►

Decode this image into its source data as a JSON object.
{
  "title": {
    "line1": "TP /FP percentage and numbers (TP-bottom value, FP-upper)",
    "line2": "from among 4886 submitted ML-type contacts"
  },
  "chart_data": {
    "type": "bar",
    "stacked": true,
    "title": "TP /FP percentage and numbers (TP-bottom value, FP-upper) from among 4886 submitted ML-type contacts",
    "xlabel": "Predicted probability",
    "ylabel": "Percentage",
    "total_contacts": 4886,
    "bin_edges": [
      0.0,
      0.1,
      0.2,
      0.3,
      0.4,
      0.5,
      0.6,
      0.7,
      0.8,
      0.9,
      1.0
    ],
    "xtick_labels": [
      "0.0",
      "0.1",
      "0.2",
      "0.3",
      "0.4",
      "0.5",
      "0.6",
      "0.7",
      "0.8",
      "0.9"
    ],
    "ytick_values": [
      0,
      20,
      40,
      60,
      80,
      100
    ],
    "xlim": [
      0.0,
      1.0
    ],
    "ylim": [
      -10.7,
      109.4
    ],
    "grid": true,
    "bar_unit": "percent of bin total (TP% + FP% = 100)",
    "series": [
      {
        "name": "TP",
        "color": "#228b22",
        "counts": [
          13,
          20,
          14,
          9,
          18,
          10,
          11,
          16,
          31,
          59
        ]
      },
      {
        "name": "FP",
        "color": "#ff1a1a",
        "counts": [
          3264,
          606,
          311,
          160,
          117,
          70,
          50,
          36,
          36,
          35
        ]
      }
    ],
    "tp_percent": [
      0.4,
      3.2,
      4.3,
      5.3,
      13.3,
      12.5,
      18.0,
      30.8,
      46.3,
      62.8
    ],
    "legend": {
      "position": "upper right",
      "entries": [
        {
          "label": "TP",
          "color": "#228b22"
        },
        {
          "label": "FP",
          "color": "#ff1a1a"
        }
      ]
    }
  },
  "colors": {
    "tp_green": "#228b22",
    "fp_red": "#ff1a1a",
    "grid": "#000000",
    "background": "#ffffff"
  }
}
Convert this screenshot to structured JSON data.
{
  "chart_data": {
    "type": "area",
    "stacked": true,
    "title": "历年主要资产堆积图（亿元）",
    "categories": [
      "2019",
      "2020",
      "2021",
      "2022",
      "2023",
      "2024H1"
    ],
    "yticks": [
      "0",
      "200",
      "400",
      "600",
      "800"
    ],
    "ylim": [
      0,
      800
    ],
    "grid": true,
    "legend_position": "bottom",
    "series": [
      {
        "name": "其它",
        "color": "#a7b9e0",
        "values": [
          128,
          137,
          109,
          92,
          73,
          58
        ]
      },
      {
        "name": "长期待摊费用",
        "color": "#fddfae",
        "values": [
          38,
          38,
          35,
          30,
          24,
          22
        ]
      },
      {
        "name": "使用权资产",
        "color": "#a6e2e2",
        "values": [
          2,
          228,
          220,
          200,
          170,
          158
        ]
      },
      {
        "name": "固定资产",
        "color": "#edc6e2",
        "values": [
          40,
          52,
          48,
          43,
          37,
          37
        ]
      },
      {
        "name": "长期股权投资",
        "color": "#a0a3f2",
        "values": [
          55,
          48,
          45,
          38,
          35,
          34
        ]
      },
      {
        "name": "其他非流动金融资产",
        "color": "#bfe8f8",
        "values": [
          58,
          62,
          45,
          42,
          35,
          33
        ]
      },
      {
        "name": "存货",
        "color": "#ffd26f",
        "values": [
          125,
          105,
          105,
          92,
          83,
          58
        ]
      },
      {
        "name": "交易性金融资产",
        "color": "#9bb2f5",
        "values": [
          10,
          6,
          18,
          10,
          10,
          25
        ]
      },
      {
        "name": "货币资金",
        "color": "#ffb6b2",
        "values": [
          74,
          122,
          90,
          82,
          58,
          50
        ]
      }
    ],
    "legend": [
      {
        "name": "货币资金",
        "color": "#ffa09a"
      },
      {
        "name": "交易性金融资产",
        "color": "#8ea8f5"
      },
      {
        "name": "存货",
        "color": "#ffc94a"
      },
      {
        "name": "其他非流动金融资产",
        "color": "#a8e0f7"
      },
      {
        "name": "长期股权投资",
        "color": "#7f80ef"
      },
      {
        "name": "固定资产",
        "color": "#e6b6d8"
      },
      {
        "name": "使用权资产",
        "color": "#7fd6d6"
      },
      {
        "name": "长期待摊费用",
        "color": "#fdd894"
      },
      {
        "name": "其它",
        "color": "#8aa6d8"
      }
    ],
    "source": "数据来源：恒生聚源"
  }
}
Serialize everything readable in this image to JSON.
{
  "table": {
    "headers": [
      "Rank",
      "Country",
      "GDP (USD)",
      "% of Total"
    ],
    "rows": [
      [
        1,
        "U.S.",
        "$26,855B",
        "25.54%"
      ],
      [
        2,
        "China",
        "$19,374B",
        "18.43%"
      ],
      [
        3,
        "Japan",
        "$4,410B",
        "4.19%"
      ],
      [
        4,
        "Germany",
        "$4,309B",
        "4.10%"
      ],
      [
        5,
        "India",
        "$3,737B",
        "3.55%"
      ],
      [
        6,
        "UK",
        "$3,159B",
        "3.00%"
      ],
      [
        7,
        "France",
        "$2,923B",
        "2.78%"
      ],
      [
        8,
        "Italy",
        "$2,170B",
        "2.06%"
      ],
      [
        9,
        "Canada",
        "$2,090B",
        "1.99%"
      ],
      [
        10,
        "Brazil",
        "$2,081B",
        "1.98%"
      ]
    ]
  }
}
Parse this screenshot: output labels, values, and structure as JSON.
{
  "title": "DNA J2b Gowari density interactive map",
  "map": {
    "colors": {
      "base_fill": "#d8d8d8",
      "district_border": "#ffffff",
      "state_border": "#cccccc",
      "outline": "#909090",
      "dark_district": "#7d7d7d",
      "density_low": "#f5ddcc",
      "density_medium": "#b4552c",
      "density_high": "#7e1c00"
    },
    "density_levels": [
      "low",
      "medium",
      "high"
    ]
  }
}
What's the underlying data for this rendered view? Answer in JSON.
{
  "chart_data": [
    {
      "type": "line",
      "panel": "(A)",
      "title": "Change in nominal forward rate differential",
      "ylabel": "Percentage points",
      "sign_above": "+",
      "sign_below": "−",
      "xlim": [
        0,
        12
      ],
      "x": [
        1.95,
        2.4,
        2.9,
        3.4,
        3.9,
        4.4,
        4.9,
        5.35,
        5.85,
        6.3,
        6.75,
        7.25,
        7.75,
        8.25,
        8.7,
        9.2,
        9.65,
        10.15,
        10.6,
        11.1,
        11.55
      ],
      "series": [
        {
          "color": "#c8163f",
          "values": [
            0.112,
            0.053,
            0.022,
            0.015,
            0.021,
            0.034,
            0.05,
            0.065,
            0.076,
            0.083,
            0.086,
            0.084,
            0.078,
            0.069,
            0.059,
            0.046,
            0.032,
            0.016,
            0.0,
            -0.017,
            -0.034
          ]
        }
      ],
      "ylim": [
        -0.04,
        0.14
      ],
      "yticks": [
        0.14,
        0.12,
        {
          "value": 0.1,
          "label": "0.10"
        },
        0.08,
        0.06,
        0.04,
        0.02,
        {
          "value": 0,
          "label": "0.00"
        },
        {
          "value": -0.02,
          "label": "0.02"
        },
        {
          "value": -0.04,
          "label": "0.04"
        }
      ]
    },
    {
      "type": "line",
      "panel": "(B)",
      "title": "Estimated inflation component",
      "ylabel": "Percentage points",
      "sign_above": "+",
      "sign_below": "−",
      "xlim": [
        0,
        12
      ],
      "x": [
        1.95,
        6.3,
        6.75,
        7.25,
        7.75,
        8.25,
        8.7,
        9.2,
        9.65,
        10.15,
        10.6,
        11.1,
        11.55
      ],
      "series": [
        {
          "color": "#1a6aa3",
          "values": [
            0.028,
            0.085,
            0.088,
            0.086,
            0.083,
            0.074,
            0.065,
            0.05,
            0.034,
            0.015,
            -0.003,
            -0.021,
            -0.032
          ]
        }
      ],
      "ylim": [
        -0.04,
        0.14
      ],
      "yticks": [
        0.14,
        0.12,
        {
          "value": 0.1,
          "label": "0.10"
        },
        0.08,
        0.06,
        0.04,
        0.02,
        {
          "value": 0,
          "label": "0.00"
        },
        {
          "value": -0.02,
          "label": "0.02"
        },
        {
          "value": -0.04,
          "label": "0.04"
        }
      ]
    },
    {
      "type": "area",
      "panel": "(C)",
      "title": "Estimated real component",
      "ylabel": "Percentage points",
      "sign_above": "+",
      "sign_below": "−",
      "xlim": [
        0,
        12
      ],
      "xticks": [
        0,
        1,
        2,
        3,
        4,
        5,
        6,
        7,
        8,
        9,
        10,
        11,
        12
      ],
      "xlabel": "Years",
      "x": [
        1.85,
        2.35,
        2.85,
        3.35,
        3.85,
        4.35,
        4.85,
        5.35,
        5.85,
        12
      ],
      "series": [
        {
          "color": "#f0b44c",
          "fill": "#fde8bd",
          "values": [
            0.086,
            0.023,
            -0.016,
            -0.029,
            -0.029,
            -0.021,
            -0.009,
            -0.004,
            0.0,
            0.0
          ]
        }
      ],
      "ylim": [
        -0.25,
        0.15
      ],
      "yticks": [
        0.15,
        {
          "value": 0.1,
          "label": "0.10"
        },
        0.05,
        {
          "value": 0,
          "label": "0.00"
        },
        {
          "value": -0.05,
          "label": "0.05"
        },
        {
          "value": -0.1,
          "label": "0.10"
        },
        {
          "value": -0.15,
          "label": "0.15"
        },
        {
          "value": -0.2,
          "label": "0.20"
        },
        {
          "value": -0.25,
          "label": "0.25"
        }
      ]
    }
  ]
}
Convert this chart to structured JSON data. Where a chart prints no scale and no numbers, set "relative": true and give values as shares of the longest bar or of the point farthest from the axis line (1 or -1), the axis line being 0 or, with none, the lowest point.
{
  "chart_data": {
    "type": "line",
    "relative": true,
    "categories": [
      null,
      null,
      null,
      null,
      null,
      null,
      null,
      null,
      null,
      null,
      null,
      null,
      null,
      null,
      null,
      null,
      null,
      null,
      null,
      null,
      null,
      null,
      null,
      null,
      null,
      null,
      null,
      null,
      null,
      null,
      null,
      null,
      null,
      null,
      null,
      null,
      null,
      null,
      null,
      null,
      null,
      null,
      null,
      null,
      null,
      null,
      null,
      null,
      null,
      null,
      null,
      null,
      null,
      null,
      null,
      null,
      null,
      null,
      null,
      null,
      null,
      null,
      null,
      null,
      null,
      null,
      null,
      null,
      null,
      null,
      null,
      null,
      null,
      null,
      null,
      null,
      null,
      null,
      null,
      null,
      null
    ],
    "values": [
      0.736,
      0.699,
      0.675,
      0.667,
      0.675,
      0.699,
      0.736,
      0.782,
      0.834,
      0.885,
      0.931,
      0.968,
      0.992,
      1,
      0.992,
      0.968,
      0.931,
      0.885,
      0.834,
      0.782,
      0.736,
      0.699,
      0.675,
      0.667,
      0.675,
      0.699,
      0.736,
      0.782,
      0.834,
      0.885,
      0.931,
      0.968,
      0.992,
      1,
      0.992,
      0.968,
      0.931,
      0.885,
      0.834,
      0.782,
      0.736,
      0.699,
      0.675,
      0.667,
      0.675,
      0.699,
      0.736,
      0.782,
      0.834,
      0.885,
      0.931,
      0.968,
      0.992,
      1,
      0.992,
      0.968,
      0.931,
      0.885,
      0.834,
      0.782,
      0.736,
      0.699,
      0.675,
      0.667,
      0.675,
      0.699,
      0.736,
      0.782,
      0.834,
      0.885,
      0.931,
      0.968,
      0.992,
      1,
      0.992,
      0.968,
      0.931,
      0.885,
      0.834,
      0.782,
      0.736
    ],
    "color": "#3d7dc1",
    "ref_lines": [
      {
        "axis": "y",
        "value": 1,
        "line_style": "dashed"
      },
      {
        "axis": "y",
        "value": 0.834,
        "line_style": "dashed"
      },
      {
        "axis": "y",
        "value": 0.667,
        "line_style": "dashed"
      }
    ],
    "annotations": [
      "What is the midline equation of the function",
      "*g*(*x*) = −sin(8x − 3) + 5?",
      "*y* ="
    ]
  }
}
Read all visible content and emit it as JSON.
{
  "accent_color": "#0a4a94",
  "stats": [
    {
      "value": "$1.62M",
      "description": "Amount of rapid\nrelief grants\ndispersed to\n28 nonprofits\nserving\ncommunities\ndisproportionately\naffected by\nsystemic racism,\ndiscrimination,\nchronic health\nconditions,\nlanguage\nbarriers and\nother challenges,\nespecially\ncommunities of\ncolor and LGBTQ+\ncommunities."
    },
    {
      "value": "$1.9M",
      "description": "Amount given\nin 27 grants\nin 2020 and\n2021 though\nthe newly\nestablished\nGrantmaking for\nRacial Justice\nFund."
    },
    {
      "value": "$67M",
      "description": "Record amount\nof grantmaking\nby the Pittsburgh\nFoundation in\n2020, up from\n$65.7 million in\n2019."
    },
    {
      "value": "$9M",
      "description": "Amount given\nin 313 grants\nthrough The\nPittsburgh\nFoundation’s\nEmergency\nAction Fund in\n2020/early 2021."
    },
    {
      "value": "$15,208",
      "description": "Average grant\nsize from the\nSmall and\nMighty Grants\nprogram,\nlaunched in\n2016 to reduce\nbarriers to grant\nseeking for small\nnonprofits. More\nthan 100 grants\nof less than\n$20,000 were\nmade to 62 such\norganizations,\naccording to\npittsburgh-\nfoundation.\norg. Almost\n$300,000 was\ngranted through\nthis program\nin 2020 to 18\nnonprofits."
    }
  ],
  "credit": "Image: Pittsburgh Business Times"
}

◄

● EXERCISE REQUIREMENTS: Each line in the entries above that includes the string "bottom" should be extracted.

● ANSWER FOR THIS EXERCISE:
    "line1": "TP /FP percentage and numbers (TP-bottom value, FP-upper)",
    "title": "TP /FP percentage and numbers (TP-bottom value, FP-upper) from among 4886 submitted ML-type contacts",
    "legend_position": "bottom",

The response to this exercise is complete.